Start

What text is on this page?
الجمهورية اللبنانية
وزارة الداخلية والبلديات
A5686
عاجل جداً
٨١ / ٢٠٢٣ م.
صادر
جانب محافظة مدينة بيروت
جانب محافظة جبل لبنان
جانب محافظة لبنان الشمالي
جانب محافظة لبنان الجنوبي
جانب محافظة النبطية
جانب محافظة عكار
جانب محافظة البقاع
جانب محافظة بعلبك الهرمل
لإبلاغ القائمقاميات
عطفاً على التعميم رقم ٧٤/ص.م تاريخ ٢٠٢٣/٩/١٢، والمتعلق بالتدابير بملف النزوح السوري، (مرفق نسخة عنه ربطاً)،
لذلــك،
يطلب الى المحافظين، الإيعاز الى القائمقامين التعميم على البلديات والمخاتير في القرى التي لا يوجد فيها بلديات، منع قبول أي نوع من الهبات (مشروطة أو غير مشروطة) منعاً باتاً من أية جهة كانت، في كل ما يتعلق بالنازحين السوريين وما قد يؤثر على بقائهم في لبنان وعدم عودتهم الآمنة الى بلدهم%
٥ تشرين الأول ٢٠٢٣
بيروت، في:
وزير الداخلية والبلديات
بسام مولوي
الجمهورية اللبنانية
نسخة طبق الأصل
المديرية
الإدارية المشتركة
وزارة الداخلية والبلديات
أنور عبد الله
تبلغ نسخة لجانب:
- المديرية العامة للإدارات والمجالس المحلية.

End

EXERCISE DESCRIPTION: Each entry above is to be printed again exactly.

OUTPUT BELOW:
What text is on this page?
الجمهورية اللبنانية
وزارة الداخلية والبلديات
A5686
عاجل جداً
٨١ / ٢٠٢٣ م.
صادر
جانب محافظة مدينة بيروت
جانب محافظة جبل لبنان
جانب محافظة لبنان الشمالي
جانب محافظة لبنان الجنوبي
جانب محافظة النبطية
جانب محافظة عكار
جانب محافظة البقاع
جانب محافظة بعلبك الهرمل
لإبلاغ القائمقاميات
عطفاً على التعميم رقم ٧٤/ص.م تاريخ ٢٠٢٣/٩/١٢، والمتعلق بالتدابير بملف النزوح السوري، (مرفق نسخة عنه ربطاً)،
لذلــك،
يطلب الى المحافظين، الإيعاز الى القائمقامين التعميم على البلديات والمخاتير في القرى التي لا يوجد فيها بلديات، منع قبول أي نوع من الهبات (مشروطة أو غير مشروطة) منعاً باتاً من أية جهة كانت، في كل ما يتعلق بالنازحين السوريين وما قد يؤثر على بقائهم في لبنان وعدم عودتهم الآمنة الى بلدهم%
٥ تشرين الأول ٢٠٢٣
بيروت، في:
وزير الداخلية والبلديات
بسام مولوي
الجمهورية اللبنانية
نسخة طبق الأصل
المديرية
الإدارية المشتركة
وزارة الداخلية والبلديات
أنور عبد الله
تبلغ نسخة لجانب:
- المديرية العامة للإدارات والمجالس المحلية.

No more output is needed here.